Instructions for the task.
Note how many lines hold "Golden" and report that number by itself.

* Start *

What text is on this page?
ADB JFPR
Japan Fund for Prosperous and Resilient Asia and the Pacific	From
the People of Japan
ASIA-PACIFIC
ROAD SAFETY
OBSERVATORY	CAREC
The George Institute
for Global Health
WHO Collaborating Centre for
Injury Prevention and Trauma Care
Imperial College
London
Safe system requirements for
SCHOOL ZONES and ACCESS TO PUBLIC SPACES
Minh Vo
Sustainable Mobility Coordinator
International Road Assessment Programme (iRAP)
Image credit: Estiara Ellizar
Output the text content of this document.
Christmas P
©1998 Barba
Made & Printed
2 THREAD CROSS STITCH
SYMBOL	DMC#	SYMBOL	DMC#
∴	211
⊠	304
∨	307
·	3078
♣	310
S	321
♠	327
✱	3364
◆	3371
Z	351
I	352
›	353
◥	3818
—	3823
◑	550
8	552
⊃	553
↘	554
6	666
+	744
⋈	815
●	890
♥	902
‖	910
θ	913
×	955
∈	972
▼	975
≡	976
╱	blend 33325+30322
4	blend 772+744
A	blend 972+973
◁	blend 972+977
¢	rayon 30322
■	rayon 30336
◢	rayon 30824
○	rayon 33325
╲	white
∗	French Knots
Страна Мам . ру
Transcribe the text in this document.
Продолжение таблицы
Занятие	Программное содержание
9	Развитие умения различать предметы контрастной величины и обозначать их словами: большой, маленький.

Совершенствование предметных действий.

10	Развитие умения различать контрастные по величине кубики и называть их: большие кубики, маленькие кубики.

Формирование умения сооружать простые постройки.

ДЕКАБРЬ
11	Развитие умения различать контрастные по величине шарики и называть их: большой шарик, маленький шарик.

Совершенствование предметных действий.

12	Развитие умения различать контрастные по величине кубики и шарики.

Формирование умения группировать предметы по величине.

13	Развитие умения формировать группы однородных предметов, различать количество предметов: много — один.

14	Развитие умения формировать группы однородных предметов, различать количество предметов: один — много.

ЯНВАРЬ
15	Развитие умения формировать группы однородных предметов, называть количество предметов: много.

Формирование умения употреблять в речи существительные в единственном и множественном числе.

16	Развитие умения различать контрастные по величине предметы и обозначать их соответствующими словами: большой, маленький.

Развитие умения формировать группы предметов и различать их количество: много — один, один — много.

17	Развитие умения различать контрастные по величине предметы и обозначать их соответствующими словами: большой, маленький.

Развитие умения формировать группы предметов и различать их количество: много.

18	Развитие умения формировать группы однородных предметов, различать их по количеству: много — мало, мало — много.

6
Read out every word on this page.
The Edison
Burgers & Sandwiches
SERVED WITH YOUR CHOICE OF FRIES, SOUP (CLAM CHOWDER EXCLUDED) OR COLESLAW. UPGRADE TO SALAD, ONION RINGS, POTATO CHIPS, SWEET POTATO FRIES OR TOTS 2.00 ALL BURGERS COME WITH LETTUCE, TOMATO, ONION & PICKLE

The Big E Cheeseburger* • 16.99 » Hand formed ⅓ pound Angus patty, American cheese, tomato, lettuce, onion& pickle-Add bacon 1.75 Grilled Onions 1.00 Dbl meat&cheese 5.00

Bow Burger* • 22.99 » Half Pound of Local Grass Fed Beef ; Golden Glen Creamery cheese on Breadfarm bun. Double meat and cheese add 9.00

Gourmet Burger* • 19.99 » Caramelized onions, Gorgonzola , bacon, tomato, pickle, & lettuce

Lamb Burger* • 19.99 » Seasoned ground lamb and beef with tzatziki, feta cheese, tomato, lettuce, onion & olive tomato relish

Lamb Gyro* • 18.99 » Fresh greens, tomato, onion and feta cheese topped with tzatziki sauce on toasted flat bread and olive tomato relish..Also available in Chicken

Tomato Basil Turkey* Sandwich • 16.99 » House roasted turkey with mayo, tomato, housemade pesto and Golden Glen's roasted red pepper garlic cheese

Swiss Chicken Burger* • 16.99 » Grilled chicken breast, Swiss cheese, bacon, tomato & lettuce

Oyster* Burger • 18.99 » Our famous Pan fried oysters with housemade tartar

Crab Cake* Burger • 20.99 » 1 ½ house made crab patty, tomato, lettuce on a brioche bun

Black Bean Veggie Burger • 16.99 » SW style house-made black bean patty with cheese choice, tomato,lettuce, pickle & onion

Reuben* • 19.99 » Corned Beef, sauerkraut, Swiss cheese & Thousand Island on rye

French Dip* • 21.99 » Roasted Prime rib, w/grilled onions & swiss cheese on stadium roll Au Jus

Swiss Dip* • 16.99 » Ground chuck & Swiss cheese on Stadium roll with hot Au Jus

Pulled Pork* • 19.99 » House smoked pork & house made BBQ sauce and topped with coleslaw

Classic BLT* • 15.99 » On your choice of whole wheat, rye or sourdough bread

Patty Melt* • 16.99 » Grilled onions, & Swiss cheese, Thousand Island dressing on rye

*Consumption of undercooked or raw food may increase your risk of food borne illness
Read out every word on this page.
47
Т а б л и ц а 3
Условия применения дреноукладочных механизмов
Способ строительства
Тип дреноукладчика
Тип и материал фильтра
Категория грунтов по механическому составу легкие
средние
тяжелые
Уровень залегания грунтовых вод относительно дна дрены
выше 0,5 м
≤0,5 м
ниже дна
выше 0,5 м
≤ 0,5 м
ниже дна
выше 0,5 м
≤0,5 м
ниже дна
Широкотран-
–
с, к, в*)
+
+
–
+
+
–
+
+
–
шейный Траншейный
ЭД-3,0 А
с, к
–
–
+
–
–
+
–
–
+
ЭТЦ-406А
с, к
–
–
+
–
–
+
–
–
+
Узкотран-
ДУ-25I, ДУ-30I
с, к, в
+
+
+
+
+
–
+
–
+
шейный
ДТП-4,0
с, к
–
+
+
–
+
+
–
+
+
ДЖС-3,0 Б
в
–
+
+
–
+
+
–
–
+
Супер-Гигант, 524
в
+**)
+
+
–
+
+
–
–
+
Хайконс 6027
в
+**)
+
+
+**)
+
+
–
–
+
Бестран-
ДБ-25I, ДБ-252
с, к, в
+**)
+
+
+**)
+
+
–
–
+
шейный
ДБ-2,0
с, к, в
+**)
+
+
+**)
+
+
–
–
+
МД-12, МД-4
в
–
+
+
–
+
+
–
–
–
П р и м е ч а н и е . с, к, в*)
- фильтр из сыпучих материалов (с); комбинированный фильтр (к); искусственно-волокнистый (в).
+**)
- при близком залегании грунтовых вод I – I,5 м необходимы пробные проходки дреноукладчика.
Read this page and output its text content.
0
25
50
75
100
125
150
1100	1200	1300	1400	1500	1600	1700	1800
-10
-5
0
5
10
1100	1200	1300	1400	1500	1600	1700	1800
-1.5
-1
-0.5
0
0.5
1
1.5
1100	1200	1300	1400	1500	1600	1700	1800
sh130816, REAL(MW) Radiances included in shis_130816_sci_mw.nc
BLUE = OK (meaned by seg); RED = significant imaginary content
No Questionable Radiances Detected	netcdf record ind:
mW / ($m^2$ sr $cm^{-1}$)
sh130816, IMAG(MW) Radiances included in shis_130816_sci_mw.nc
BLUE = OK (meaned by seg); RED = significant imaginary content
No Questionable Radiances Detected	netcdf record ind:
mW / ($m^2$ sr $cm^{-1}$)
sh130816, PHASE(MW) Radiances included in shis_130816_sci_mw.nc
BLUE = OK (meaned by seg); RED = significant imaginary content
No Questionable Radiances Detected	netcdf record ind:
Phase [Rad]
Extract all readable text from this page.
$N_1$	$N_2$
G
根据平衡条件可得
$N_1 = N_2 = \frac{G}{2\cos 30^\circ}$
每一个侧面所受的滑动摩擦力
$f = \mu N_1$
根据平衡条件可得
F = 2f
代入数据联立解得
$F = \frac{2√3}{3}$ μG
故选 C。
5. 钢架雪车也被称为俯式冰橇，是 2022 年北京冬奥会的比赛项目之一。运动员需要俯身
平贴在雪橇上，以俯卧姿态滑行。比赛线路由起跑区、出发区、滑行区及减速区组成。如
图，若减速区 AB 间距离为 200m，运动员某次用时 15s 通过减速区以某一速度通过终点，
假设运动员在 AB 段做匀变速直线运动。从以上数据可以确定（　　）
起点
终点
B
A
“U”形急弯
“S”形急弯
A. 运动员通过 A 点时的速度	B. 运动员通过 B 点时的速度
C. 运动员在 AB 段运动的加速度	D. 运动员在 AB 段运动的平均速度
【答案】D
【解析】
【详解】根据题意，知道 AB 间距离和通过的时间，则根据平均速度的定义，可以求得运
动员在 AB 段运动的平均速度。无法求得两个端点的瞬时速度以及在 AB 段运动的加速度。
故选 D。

* End *

Answer to this task.
2